Put every line of the rows below into a JSON list of strings, one string per line, skipping blank lines and leaving the pictures out.
::::::
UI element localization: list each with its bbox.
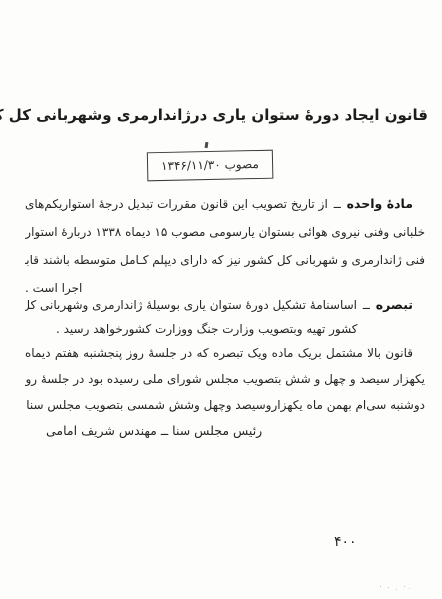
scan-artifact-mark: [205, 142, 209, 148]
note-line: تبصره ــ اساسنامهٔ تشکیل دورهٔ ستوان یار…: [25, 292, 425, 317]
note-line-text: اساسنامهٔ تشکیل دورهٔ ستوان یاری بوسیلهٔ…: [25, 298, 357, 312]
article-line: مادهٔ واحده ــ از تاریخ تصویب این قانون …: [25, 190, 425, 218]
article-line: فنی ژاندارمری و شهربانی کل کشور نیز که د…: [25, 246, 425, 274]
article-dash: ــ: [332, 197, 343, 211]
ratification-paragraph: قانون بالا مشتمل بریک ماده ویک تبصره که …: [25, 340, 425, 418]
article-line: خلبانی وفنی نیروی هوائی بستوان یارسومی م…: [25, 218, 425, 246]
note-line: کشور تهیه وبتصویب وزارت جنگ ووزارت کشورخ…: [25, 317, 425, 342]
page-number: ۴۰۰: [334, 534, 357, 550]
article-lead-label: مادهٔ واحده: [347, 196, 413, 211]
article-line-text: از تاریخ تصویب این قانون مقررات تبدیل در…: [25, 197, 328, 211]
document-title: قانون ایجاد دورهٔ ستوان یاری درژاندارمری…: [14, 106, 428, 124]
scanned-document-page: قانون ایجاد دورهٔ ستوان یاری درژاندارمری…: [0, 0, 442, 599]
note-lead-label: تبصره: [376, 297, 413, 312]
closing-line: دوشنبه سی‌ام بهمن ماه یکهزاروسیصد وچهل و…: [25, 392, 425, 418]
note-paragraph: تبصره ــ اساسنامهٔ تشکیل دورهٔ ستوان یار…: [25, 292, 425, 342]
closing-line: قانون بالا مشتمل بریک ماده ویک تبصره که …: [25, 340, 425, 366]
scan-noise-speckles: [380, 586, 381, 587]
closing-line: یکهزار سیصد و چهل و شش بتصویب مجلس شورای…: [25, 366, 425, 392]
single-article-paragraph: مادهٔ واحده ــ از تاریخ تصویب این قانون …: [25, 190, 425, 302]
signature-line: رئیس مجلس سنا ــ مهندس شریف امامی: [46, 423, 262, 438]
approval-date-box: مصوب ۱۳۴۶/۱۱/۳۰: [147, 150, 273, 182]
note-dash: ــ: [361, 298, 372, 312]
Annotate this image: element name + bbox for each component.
::::::
— Full solution —
[
  "UI element localization: list each with its bbox.",
  "scan-artifact-mark: [205, 142, 209, 148]",
  "note-line: تبصره ــ اساسنامهٔ تشکیل دورهٔ ستوان یار…: [25, 292, 425, 317]",
  "note-line-text: اساسنامهٔ تشکیل دورهٔ ستوان یاری بوسیلهٔ…: [25, 298, 357, 312]",
  "article-line: مادهٔ واحده ــ از تاریخ تصویب این قانون …: [25, 190, 425, 218]",
  "article-line: فنی ژاندارمری و شهربانی کل کشور نیز که د…: [25, 246, 425, 274]",
  "article-dash: ــ: [332, 197, 343, 211]",
  "ratification-paragraph: قانون بالا مشتمل بریک ماده ویک تبصره که …: [25, 340, 425, 418]",
  "article-line: خلبانی وفنی نیروی هوائی بستوان یارسومی م…: [25, 218, 425, 246]",
  "note-line: کشور تهیه وبتصویب وزارت جنگ ووزارت کشورخ…: [25, 317, 425, 342]",
  "page-number: ۴۰۰: [334, 534, 357, 550]",
  "article-lead-label: مادهٔ واحده: [347, 196, 413, 211]",
  "article-line-text: از تاریخ تصویب این قانون مقررات تبدیل در…: [25, 197, 328, 211]",
  "document-title: قانون ایجاد دورهٔ ستوان یاری درژاندارمری…: [14, 106, 428, 124]",
  "scanned-document-page: قانون ایجاد دورهٔ ستوان یاری درژاندارمری…: [0, 0, 442, 599]",
  "note-lead-label: تبصره: [376, 297, 413, 312]",
  "closing-line: دوشنبه سی‌ام بهمن ماه یکهزاروسیصد وچهل و…: [25, 392, 425, 418]",
  "note-paragraph: تبصره ــ اساسنامهٔ تشکیل دورهٔ ستوان یار…: [25, 292, 425, 342]",
  "closing-line: قانون بالا مشتمل بریک ماده ویک تبصره که …: [25, 340, 425, 366]",
  "scan-noise-speckles: [380, 586, 381, 587]",
  "closing-line: یکهزار سیصد و چهل و شش بتصویب مجلس شورای…: [25, 366, 425, 392]",
  "single-article-paragraph: مادهٔ واحده ــ از تاریخ تصویب این قانون …: [25, 190, 425, 302]",
  "signature-line: رئیس مجلس سنا ــ مهندس شریف امامی: [46, 423, 262, 438]",
  "approval-date-box: مصوب ۱۳۴۶/۱۱/۳۰: [147, 150, 273, 182]",
  "note-dash: ــ: [361, 298, 372, 312]",
  "Annotate this image: element name + bbox for each component."
]